— Written exercise —
Recast as a numbered list, with blank lines omitted, the entries that begin with the line containing "media-queue-icon[interactable]: ≡ [1716, 53, 1736, 73]" and continue through the line containing "bookmark-item[interactable]: W Work.ua".

— Material for the task —
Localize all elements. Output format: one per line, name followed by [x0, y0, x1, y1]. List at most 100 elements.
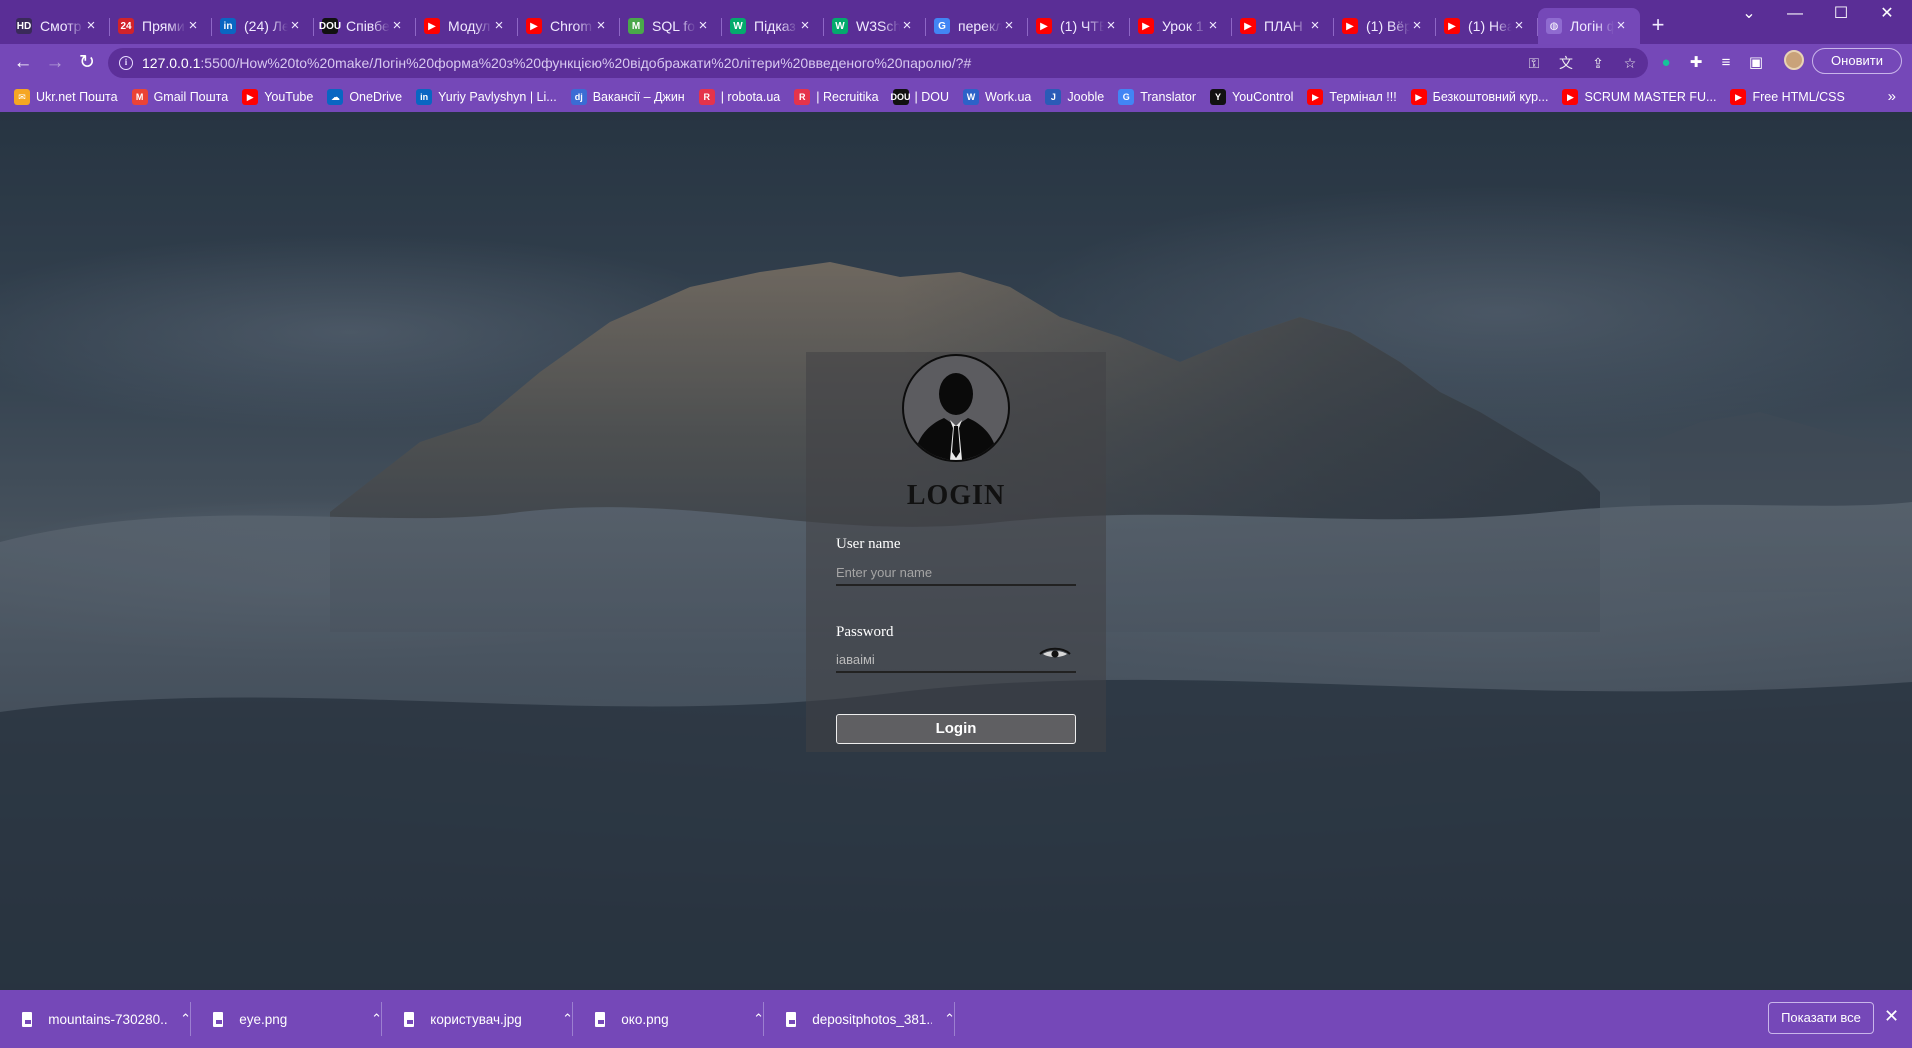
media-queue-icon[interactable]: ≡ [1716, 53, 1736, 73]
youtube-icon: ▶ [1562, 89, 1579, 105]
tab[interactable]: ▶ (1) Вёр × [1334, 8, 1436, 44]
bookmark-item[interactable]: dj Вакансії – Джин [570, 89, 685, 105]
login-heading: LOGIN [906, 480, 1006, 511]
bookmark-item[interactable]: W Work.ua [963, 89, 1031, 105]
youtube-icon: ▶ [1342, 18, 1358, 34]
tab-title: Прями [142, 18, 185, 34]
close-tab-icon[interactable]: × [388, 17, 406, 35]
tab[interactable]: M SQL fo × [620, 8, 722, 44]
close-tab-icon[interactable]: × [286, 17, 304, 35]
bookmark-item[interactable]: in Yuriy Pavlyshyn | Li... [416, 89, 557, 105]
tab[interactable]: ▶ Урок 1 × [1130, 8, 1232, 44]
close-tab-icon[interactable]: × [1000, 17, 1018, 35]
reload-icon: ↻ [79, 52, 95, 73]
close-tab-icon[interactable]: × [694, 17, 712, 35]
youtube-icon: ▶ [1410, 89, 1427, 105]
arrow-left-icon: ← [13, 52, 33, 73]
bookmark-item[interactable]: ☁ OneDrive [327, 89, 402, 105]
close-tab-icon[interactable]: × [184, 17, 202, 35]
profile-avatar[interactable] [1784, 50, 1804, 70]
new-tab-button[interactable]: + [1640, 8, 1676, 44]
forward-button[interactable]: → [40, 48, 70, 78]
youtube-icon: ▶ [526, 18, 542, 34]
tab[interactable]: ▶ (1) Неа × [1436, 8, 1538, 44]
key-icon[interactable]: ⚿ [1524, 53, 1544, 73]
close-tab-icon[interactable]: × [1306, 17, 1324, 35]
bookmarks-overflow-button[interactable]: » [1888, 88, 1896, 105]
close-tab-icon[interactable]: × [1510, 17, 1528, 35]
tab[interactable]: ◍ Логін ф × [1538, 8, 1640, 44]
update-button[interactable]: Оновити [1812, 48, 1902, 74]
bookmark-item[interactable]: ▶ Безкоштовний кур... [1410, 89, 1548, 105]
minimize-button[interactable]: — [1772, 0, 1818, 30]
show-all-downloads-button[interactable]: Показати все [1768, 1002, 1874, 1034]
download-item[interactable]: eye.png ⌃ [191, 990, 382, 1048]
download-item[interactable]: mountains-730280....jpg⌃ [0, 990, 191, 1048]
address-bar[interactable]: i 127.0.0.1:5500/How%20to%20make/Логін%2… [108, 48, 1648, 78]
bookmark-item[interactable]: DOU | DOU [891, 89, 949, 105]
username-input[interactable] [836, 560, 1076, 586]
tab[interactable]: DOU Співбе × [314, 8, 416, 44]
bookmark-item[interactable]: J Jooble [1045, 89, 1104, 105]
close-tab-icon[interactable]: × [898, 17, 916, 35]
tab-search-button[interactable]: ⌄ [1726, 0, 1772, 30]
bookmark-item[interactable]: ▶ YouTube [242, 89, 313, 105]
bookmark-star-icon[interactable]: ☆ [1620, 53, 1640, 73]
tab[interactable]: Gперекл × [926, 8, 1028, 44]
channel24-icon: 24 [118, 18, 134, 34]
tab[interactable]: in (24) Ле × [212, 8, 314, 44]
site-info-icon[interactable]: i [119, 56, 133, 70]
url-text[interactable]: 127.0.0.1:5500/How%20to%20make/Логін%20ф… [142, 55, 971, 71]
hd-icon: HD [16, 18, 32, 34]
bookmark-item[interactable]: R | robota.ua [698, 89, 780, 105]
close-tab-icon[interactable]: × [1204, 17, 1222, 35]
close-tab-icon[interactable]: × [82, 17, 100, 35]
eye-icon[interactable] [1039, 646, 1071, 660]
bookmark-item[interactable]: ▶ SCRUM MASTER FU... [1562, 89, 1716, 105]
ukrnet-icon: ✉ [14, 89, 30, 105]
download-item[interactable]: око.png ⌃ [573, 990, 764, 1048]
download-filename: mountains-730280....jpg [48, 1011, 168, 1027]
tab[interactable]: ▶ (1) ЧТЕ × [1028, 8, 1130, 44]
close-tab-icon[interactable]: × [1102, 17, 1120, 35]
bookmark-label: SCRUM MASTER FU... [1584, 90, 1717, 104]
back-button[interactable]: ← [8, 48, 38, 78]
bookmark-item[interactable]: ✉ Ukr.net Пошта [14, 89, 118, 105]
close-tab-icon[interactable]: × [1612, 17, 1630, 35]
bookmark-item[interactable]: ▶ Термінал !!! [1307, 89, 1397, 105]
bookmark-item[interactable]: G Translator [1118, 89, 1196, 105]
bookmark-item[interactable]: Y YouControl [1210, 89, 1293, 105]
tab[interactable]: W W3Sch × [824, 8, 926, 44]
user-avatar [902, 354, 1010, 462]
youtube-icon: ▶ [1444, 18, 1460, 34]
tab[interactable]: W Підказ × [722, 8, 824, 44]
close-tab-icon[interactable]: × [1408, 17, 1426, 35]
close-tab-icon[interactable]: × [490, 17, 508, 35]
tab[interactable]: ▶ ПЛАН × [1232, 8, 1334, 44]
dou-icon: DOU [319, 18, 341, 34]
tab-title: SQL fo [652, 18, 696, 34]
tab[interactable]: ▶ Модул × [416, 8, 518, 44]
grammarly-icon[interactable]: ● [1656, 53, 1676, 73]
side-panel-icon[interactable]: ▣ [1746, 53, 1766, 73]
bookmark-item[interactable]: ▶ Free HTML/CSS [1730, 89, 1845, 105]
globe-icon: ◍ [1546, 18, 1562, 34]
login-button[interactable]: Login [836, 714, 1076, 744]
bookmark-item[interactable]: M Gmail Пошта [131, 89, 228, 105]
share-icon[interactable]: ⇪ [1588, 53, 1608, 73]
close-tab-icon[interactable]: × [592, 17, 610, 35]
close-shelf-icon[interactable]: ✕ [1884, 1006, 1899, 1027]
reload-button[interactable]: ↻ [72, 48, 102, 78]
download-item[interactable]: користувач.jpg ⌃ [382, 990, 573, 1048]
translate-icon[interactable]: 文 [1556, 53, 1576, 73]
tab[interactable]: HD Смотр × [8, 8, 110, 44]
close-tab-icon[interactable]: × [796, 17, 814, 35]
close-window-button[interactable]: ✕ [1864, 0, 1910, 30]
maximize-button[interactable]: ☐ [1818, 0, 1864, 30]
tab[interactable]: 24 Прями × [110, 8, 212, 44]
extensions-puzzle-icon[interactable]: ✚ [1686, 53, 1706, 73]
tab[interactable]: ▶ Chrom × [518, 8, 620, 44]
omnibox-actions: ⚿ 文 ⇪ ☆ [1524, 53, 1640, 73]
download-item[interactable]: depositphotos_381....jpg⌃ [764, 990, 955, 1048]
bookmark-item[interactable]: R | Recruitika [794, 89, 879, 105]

--

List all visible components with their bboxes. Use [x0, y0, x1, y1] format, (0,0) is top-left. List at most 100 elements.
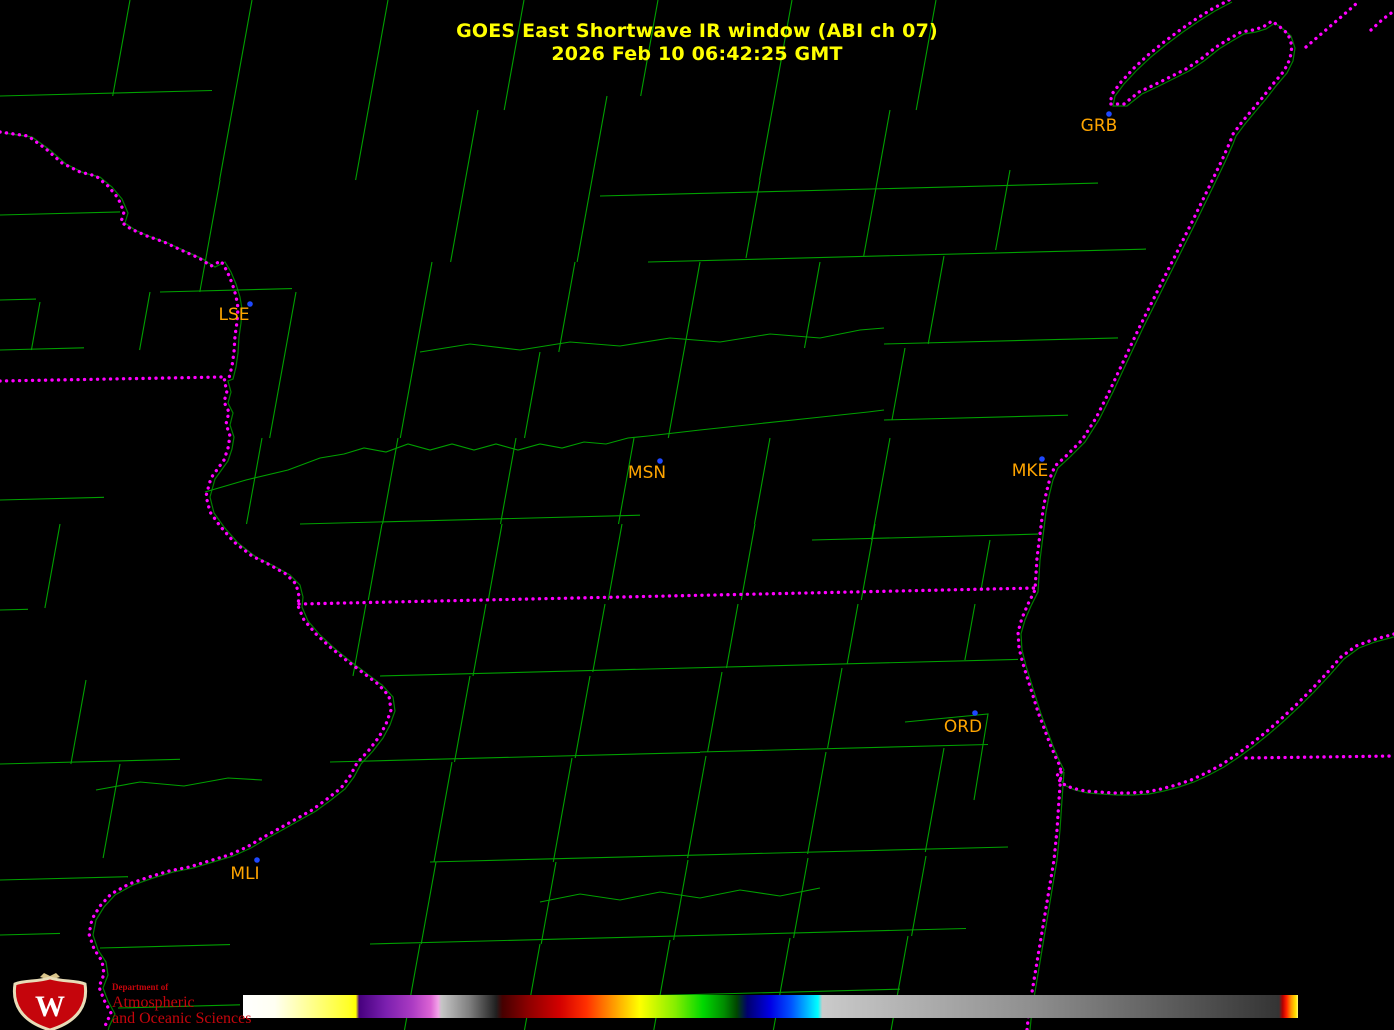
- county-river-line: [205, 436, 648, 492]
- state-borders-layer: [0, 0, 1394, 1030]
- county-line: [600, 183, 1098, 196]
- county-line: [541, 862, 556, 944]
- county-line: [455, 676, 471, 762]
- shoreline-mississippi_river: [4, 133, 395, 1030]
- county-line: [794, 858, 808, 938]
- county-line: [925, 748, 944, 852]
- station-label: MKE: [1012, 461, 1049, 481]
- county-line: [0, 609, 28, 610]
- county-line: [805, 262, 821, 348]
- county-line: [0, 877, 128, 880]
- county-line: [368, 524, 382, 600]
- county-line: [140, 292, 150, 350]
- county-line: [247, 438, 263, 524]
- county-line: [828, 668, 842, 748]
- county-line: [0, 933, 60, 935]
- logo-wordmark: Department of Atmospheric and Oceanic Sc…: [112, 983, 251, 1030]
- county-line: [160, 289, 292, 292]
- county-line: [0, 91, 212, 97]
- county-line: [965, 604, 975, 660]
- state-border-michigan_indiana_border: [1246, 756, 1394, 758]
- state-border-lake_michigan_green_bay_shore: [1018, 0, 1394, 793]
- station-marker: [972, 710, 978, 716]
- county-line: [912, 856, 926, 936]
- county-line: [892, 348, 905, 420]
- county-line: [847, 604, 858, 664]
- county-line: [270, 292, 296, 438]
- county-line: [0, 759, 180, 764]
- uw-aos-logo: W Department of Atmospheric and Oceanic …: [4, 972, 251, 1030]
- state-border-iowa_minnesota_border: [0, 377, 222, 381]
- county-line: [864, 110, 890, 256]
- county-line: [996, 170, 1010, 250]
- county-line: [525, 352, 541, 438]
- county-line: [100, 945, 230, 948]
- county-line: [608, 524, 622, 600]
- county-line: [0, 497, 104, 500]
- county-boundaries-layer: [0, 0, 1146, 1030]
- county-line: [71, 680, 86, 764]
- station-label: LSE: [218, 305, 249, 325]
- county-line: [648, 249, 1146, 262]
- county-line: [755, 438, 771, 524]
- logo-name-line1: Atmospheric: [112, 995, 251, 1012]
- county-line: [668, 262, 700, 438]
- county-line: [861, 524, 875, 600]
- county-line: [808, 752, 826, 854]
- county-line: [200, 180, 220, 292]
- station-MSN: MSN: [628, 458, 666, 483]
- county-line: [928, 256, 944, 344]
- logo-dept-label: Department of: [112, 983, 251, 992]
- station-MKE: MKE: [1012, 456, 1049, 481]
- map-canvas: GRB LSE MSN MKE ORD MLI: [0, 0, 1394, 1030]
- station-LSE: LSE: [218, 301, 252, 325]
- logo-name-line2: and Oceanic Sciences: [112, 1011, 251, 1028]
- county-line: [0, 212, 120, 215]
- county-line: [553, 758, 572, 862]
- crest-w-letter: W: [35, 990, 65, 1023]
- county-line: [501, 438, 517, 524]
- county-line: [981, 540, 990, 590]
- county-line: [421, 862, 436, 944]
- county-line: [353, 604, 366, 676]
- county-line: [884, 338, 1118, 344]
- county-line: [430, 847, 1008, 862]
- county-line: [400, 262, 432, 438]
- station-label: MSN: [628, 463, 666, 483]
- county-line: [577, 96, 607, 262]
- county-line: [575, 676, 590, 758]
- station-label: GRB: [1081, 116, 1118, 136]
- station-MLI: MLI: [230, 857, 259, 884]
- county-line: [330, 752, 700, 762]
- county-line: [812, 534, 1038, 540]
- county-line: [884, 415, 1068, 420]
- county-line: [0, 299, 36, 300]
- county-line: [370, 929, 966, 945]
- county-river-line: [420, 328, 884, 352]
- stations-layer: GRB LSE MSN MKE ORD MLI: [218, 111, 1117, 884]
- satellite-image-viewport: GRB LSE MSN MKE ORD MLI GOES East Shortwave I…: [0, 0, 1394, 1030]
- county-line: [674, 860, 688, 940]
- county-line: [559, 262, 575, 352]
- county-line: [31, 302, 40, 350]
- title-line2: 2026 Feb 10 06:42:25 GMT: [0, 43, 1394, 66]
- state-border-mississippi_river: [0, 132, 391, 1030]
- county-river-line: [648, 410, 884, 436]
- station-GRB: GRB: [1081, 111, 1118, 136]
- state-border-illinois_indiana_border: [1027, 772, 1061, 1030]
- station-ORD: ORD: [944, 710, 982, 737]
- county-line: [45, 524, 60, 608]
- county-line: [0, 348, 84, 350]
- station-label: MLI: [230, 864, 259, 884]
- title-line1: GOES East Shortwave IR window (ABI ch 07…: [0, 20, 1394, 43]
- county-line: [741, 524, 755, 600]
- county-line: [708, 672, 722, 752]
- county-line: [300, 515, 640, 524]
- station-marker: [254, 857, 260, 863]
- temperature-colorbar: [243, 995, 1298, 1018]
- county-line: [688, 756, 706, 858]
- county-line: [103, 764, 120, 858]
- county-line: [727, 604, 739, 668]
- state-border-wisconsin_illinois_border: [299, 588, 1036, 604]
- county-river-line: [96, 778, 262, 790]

— Full output —
1. media-queue-icon[interactable]: ≡ [1716, 53, 1736, 73]
2. youtube-icon: ▶ [1562, 89, 1579, 105]
3. tab[interactable]: ▶ (1) Вёр × [1334, 8, 1436, 44]
4. bookmark-item[interactable]: dj Вакансії – Джин [570, 89, 685, 105]
5. login-heading: LOGIN [906, 480, 1006, 511]
6. bookmark-item[interactable]: W Work.ua [963, 89, 1031, 105]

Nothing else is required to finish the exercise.